== Task prompt ==
Take each line that has the word "Финансовое" and return it.

-*-*-

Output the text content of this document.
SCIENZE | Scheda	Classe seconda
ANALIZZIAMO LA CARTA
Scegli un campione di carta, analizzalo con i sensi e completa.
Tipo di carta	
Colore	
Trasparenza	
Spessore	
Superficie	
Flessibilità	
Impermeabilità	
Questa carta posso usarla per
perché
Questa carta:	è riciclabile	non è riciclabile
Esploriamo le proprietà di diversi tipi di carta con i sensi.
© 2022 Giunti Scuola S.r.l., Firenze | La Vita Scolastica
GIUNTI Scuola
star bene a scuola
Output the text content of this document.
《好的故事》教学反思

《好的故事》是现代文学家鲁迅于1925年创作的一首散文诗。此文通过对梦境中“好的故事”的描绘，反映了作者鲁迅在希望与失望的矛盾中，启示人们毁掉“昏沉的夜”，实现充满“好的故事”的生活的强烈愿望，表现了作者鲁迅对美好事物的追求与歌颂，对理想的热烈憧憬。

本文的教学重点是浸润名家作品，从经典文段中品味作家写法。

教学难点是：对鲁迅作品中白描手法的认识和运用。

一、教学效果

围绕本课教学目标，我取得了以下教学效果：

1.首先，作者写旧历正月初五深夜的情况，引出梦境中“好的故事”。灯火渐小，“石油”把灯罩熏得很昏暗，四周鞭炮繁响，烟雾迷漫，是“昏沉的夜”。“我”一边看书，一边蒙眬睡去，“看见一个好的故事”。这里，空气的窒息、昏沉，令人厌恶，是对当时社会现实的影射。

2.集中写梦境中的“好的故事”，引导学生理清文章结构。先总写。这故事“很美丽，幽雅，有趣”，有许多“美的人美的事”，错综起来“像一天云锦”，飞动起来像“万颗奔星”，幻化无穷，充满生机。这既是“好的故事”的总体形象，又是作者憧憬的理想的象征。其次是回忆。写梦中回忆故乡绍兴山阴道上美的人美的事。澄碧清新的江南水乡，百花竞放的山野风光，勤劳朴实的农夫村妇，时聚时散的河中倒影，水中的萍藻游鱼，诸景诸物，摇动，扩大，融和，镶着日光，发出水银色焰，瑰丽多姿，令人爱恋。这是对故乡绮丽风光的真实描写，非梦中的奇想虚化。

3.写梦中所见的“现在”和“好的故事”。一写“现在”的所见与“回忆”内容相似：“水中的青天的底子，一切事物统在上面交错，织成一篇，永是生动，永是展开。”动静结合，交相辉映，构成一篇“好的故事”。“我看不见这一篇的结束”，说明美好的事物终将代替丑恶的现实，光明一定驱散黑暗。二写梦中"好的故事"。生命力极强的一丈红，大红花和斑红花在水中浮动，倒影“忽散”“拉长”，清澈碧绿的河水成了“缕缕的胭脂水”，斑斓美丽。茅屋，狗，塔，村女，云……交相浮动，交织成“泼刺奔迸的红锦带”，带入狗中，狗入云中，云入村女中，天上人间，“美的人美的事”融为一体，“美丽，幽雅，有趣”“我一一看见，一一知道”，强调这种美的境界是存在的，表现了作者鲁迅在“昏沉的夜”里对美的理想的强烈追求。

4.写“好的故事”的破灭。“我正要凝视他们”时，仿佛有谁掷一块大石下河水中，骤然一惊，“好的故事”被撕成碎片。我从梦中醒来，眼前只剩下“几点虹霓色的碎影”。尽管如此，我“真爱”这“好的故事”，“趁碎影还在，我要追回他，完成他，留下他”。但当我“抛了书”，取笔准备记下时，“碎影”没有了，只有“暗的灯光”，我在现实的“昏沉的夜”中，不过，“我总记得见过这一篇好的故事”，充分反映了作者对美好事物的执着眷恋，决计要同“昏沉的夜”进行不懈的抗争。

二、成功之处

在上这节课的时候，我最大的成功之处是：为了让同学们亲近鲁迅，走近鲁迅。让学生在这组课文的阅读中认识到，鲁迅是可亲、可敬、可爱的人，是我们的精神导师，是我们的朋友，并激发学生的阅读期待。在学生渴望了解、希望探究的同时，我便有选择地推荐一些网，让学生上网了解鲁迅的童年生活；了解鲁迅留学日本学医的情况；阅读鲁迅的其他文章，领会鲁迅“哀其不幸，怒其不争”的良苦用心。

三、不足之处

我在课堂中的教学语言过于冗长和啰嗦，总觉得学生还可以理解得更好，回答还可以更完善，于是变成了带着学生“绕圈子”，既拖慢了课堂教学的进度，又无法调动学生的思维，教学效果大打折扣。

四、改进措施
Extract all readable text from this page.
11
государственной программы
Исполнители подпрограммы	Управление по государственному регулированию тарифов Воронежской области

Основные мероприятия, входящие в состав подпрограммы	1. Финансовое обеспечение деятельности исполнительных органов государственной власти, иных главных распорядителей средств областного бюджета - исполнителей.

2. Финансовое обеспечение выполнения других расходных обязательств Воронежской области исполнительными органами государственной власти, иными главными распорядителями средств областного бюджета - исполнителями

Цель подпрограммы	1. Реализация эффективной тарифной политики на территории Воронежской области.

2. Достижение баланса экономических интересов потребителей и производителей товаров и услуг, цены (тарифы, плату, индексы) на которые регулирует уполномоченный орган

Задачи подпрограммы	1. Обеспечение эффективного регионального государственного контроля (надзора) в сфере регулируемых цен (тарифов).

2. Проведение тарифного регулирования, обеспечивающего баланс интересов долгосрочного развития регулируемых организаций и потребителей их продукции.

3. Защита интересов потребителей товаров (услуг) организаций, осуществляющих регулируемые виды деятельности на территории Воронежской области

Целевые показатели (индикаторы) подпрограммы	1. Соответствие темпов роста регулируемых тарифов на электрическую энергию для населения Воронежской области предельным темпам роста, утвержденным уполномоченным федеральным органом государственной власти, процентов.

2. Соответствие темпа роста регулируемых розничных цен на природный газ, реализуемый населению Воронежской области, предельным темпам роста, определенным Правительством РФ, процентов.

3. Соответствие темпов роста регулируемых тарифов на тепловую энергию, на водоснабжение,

-*-*-

== Finished exercise ==
Основные мероприятия, входящие в состав подпрограммы	1. Финансовое обеспечение деятельности исполнительных органов государственной власти, иных главных распорядителей средств областного бюджета - исполнителей.
2. Финансовое обеспечение выполнения других расходных обязательств Воронежской области исполнительными органами государственной власти, иными главными распорядителями средств областного бюджета - исполнителями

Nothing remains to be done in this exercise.